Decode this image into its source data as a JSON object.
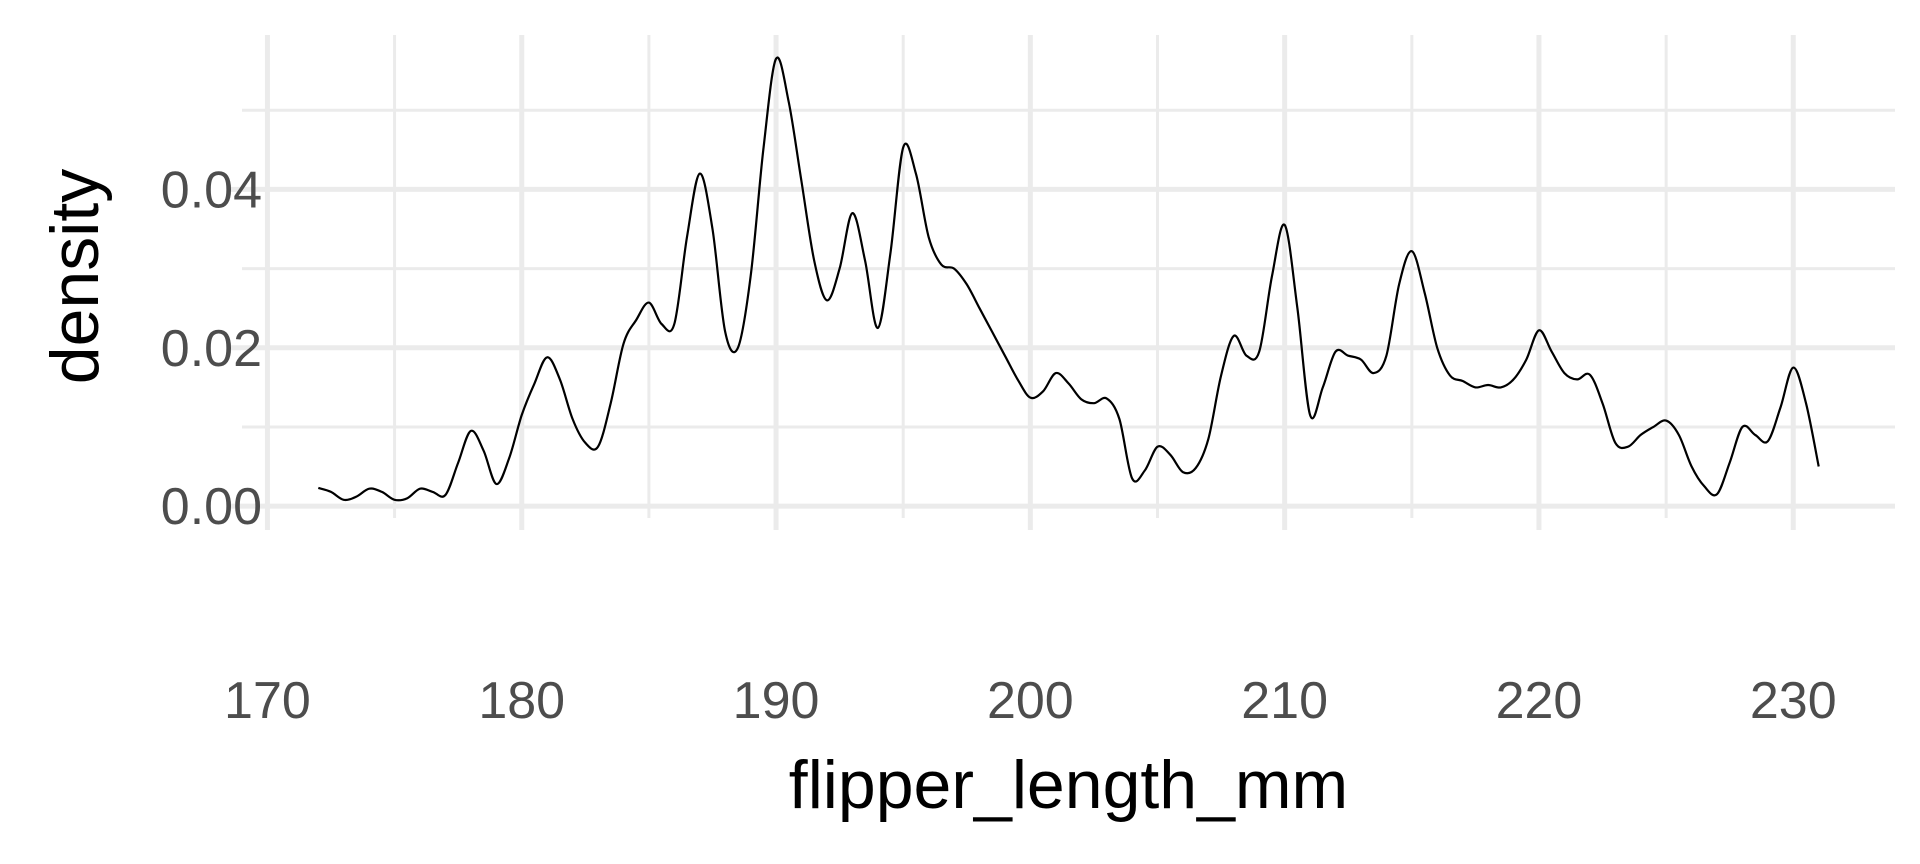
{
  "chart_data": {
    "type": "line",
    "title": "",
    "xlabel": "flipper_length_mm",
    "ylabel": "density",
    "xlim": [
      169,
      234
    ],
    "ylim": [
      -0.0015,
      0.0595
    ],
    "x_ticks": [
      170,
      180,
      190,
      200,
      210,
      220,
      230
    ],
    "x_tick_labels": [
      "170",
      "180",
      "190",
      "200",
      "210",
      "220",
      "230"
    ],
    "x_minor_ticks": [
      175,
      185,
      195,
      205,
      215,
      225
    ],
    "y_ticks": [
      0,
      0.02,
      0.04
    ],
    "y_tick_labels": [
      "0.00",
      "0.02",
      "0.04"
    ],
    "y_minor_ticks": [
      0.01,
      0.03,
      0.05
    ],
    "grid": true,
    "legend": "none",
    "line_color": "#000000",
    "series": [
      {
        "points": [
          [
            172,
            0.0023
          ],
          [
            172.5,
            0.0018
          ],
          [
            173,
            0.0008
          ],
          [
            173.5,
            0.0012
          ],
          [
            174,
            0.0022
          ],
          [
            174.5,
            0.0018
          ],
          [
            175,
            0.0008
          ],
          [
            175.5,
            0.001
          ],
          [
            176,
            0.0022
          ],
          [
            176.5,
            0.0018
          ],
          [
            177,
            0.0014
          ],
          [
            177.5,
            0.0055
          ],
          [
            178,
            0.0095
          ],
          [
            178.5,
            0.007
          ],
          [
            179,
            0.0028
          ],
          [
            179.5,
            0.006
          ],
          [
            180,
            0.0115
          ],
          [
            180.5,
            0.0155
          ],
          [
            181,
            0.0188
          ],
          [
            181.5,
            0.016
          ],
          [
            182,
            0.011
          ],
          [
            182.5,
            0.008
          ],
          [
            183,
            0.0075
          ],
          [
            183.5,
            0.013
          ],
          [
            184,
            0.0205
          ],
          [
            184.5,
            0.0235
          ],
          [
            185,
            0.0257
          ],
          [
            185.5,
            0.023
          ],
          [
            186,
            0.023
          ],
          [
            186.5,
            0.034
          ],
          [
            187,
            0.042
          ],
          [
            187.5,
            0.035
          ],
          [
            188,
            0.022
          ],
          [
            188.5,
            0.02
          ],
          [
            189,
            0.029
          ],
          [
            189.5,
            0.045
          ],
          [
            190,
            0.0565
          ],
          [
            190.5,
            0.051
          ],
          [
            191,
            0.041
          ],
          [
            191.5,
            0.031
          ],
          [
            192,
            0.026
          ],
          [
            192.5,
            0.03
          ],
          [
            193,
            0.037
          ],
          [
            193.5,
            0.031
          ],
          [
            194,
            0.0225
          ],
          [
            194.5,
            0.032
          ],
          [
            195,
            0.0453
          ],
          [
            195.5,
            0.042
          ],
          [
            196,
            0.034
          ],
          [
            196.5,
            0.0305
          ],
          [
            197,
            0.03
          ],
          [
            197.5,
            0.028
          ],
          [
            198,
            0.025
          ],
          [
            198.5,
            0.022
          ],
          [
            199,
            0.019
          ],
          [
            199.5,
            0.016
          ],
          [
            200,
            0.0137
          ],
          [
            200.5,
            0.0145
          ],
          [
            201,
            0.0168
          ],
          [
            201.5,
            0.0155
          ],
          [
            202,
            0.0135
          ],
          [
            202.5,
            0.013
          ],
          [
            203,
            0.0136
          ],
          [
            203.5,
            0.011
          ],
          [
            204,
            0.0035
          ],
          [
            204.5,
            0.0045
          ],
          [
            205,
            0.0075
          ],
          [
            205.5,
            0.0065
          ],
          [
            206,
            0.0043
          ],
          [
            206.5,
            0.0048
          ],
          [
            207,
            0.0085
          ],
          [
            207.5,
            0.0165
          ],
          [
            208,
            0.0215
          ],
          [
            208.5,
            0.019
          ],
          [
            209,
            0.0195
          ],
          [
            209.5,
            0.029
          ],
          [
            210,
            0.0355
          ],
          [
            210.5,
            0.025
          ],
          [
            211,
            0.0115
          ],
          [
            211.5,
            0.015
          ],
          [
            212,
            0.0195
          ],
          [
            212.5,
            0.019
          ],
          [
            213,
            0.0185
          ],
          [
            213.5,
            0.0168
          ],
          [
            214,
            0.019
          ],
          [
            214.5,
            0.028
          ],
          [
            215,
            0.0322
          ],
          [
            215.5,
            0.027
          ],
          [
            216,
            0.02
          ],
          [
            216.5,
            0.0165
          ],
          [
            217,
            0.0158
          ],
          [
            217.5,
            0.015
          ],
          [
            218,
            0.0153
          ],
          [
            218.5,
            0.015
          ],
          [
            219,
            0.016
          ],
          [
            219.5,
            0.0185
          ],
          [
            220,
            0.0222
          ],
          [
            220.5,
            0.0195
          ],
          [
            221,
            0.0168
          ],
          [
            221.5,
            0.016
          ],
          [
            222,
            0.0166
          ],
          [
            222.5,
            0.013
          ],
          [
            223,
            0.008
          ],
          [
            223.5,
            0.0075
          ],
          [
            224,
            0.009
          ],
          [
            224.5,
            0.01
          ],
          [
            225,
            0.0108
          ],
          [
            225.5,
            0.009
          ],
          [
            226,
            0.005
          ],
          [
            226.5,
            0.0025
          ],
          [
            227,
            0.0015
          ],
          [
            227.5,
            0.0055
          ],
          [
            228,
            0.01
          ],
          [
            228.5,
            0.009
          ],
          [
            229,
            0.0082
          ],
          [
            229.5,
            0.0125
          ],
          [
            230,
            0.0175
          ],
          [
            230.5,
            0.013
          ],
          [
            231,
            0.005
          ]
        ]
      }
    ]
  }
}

* * *

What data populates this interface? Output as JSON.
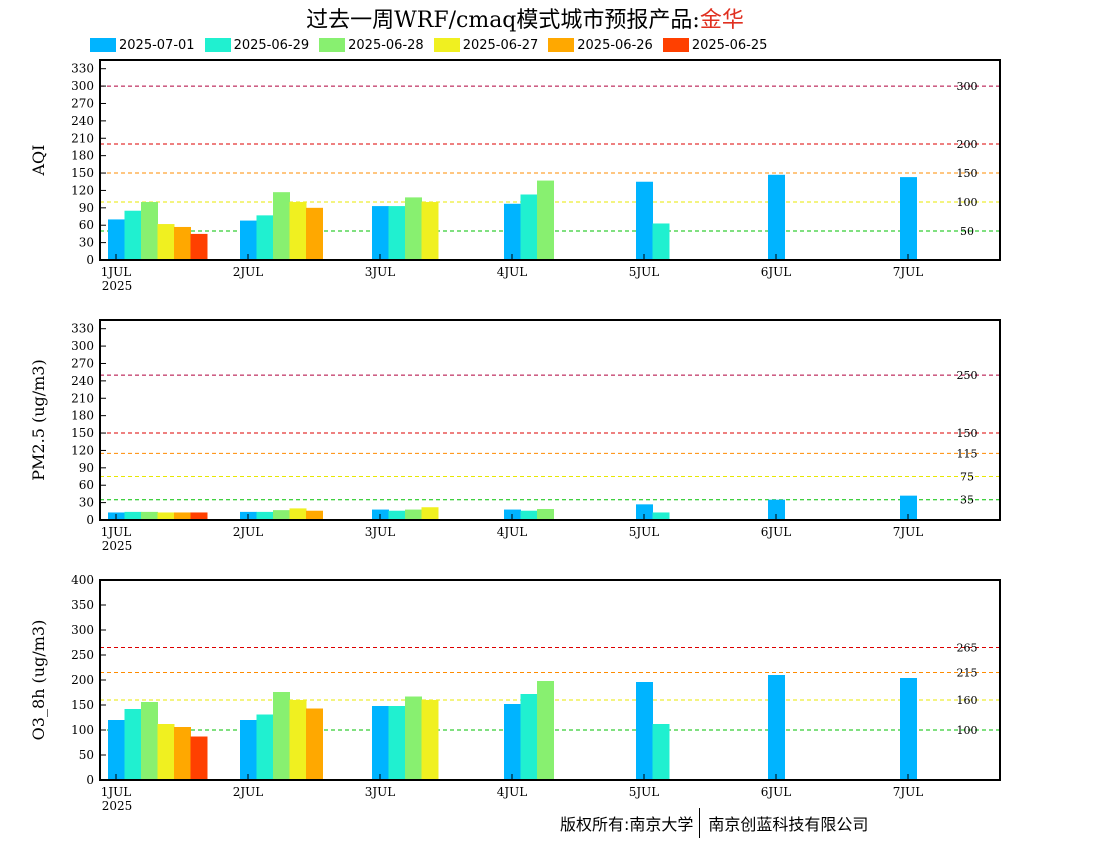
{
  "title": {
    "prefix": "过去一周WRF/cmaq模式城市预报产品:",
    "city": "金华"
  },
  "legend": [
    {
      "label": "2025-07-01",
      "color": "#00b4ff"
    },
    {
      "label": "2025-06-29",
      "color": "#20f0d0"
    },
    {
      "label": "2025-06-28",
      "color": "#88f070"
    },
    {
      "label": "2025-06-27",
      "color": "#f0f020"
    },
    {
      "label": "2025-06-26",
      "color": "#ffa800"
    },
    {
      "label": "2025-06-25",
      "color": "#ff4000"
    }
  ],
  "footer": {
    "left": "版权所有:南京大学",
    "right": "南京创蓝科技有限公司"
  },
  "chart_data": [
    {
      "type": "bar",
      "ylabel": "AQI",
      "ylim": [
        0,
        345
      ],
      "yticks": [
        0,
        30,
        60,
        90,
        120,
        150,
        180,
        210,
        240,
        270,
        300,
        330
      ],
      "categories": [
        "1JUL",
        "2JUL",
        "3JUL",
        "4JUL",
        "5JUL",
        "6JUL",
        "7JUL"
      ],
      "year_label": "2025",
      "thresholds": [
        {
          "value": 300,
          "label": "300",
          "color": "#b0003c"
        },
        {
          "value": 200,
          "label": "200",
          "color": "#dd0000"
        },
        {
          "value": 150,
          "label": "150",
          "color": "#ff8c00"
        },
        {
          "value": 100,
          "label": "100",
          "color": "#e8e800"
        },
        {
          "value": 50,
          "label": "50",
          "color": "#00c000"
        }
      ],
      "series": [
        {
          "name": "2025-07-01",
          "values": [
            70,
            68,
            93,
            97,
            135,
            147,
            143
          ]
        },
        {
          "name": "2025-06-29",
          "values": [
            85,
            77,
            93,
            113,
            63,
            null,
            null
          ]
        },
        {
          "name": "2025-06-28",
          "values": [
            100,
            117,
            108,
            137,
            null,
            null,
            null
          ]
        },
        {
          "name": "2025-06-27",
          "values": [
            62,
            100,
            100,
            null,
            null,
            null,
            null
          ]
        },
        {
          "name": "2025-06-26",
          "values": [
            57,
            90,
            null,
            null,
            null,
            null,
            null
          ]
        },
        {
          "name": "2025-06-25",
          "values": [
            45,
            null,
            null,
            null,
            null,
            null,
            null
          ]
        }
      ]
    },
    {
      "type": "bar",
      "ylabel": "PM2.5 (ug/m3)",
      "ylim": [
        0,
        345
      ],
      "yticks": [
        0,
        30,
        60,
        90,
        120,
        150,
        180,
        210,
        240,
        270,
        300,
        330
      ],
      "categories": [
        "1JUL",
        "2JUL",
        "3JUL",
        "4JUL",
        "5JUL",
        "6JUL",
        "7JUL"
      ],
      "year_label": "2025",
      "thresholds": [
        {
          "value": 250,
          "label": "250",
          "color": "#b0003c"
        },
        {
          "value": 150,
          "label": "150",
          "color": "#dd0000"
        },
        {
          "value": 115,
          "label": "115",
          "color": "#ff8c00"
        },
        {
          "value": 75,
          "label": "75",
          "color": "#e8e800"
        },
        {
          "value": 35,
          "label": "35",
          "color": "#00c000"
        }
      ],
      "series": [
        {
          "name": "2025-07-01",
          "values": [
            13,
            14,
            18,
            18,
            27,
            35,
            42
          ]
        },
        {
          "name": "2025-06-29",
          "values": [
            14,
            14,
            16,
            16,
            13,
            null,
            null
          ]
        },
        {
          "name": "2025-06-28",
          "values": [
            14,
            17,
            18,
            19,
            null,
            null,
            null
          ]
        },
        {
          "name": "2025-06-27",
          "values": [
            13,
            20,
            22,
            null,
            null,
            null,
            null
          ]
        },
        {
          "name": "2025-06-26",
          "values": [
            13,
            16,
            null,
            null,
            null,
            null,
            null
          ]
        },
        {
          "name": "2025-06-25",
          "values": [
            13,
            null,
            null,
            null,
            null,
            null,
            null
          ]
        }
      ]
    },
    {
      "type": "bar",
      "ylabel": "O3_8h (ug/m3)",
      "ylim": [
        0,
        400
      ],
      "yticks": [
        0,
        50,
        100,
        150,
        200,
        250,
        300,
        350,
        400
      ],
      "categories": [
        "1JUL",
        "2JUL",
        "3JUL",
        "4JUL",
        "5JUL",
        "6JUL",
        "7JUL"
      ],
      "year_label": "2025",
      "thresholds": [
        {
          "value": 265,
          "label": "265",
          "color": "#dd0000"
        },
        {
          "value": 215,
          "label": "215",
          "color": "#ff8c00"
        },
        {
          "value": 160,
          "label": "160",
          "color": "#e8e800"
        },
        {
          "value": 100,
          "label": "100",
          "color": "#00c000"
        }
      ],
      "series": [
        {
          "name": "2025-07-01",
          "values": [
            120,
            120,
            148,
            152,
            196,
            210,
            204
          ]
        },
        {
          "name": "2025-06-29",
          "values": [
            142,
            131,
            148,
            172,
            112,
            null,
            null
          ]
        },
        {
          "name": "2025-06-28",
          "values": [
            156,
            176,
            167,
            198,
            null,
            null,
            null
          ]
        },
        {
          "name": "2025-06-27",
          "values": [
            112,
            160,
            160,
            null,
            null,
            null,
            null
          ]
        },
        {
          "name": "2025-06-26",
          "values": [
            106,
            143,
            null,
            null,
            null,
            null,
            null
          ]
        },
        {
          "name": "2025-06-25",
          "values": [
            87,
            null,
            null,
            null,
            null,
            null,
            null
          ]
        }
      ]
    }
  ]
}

**Directions for this task:**
Keep only the lines that hold the string "JSON", and copy them out.

**Correct output:**
Decode this image into its source data as a JSON object.
What data populates this interface? Output as JSON.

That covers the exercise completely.